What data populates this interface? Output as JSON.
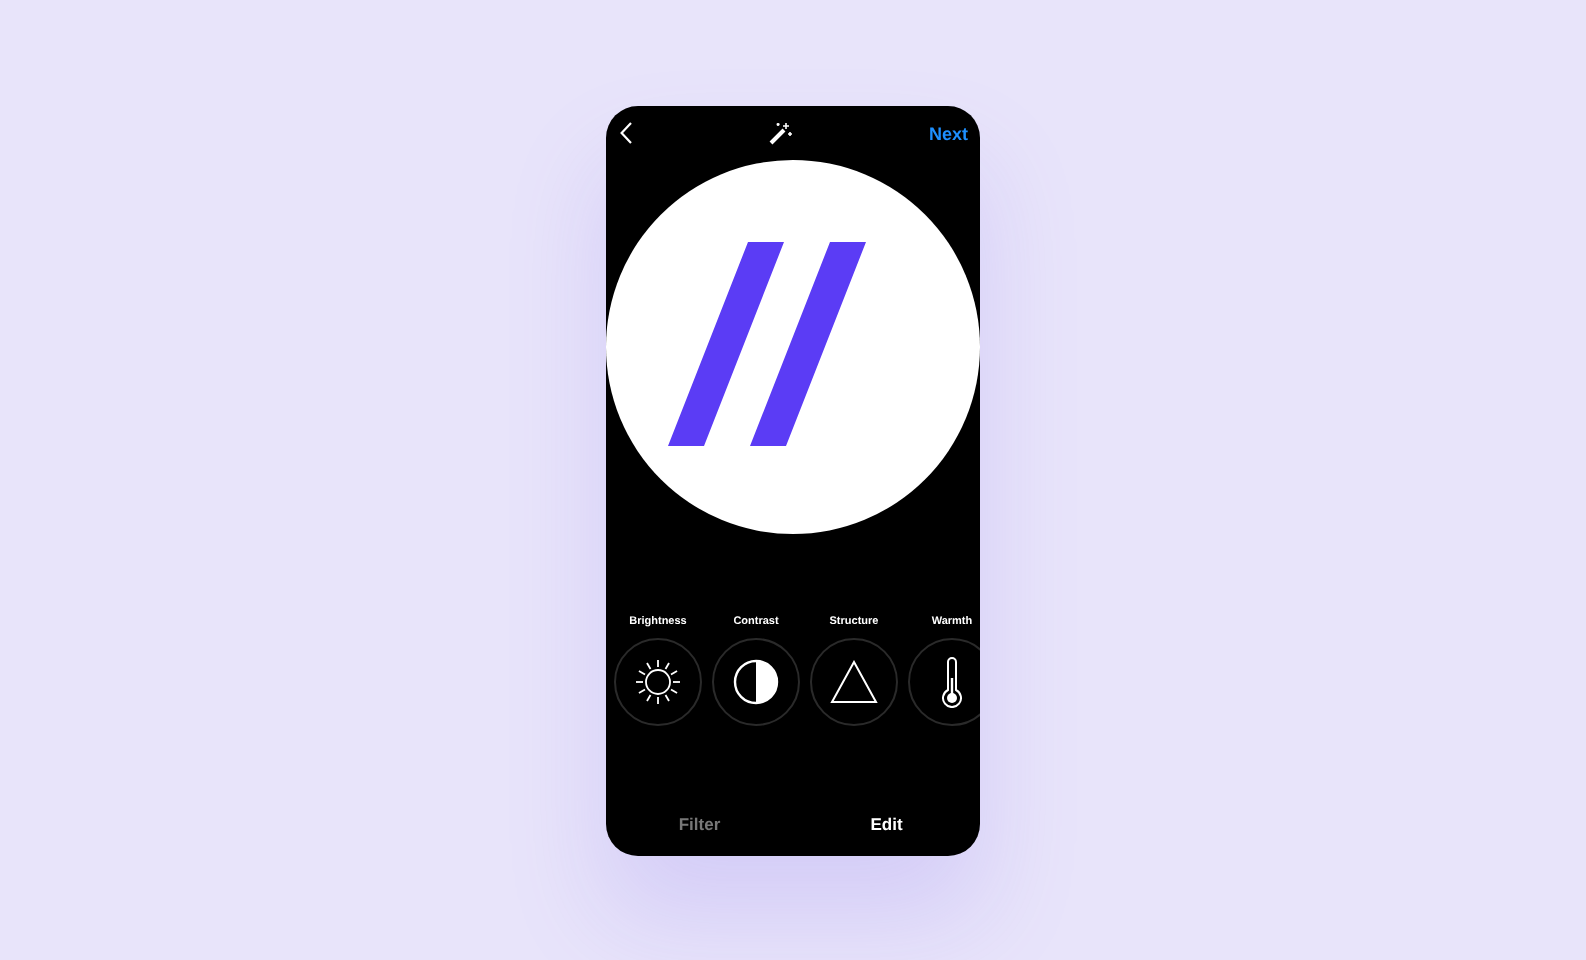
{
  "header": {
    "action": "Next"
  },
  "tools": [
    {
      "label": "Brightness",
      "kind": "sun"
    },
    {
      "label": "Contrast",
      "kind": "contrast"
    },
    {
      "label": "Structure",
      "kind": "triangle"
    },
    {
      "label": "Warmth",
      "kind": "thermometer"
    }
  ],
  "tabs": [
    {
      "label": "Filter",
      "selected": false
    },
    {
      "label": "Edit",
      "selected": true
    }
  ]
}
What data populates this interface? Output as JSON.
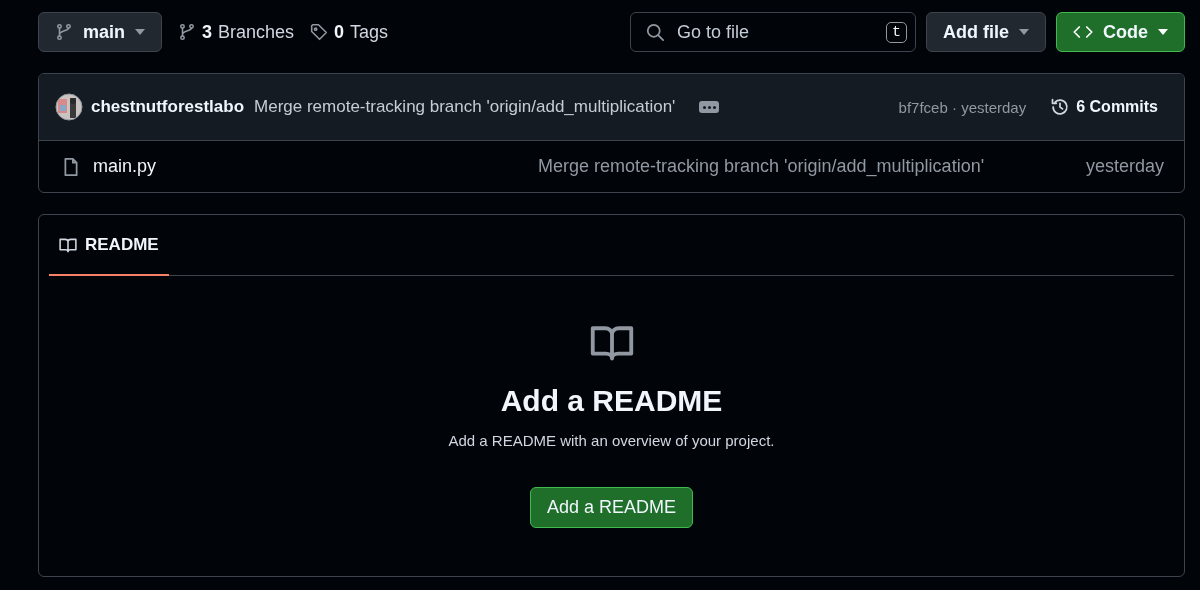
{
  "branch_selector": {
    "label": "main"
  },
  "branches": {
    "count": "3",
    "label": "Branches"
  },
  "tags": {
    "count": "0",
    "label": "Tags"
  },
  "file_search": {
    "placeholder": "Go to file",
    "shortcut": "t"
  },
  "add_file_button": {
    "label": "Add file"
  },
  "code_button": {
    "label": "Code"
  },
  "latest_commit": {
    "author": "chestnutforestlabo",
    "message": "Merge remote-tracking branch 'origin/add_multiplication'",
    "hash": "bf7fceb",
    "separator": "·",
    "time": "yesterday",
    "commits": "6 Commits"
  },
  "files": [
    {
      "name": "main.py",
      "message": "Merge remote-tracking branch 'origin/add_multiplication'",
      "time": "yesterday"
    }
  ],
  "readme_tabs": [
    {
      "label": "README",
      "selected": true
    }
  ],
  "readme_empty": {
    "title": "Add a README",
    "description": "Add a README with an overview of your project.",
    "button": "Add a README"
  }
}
———
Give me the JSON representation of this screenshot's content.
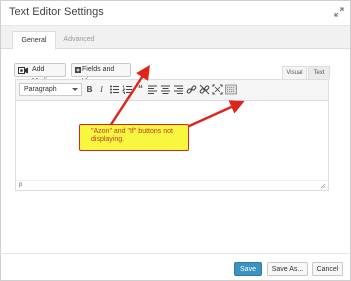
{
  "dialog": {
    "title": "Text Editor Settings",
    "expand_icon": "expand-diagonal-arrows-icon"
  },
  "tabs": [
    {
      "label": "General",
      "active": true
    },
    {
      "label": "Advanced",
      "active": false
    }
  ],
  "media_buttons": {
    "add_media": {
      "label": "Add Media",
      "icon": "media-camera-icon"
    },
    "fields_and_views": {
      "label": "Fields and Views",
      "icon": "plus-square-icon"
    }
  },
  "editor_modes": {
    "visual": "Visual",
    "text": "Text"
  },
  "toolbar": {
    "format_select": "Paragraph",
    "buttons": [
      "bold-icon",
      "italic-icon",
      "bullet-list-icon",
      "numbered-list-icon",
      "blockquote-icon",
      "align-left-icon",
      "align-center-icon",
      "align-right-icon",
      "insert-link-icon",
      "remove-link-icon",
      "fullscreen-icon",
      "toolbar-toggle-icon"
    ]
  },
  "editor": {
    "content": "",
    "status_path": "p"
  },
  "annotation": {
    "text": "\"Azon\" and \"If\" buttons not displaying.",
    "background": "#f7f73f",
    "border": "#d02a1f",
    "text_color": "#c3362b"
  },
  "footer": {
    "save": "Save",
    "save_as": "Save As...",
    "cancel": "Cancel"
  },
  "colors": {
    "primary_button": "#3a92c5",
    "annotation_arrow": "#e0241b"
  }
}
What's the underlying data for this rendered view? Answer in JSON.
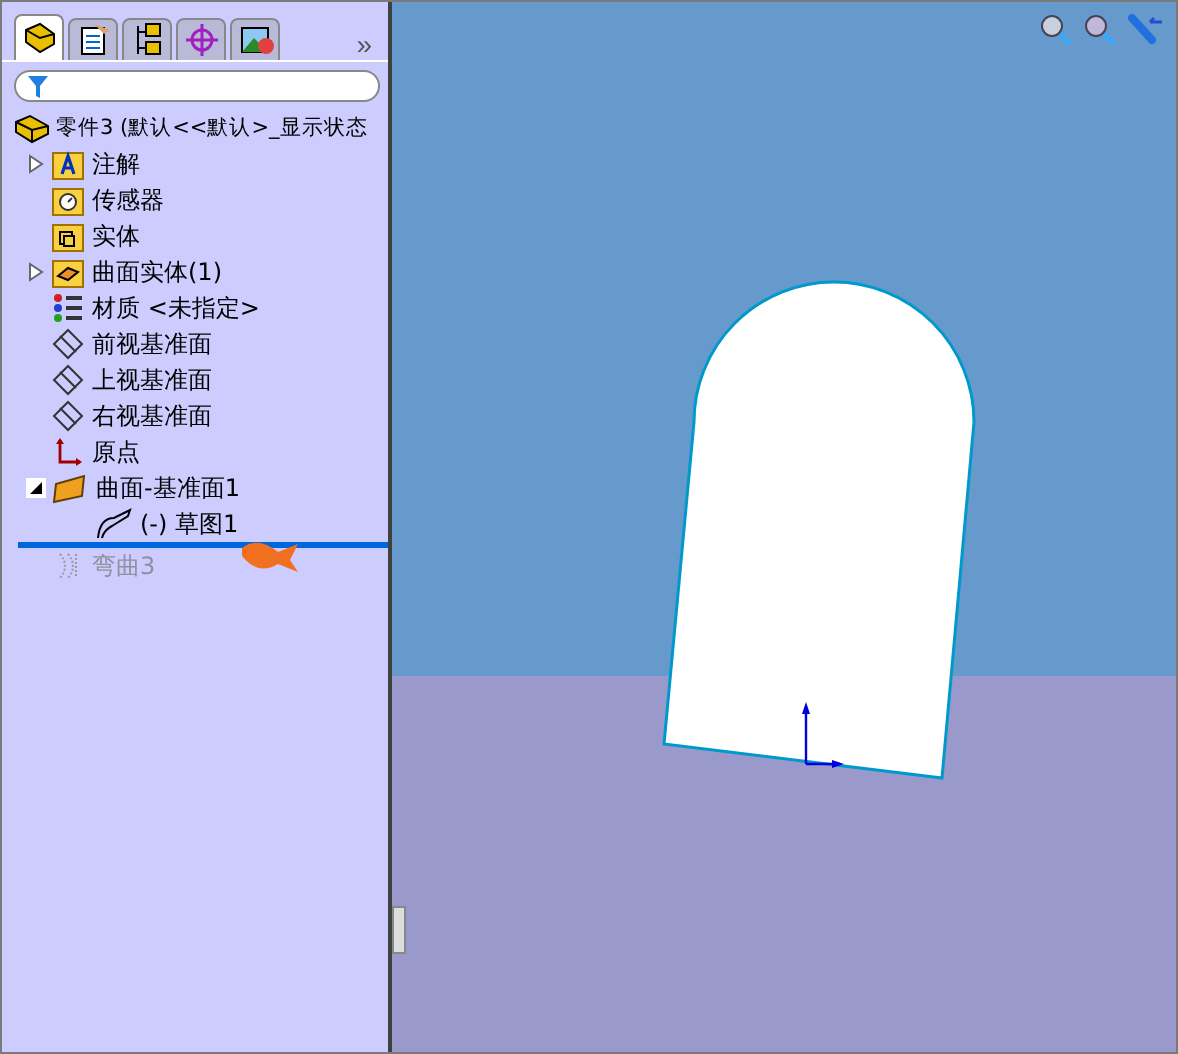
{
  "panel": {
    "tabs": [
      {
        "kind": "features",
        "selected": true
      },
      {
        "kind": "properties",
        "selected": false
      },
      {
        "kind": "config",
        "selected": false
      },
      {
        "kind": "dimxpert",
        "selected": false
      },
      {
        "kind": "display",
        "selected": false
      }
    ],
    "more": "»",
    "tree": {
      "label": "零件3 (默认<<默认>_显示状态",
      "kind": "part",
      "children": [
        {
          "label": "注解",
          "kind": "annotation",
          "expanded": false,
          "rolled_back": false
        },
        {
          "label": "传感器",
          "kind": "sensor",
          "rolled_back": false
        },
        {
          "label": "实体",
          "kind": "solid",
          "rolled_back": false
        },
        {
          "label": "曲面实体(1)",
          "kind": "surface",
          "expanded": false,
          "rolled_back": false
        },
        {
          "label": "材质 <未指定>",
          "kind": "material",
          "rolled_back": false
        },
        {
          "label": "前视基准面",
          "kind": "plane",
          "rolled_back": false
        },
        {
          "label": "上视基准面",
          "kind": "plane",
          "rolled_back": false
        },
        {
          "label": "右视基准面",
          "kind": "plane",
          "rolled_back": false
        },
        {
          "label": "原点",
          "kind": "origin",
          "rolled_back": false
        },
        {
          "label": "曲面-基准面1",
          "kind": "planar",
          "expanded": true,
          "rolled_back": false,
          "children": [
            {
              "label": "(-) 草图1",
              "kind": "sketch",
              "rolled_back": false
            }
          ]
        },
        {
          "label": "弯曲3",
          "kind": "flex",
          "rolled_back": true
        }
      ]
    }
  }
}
———
-- Aim --
Look through the material and copy each line that has "message".

-- Complete response --
    "message": "Merge remote-tracking branch 'origin/add_multiplication'",
      "message": "Merge remote-tracking branch 'origin/add_multiplication'",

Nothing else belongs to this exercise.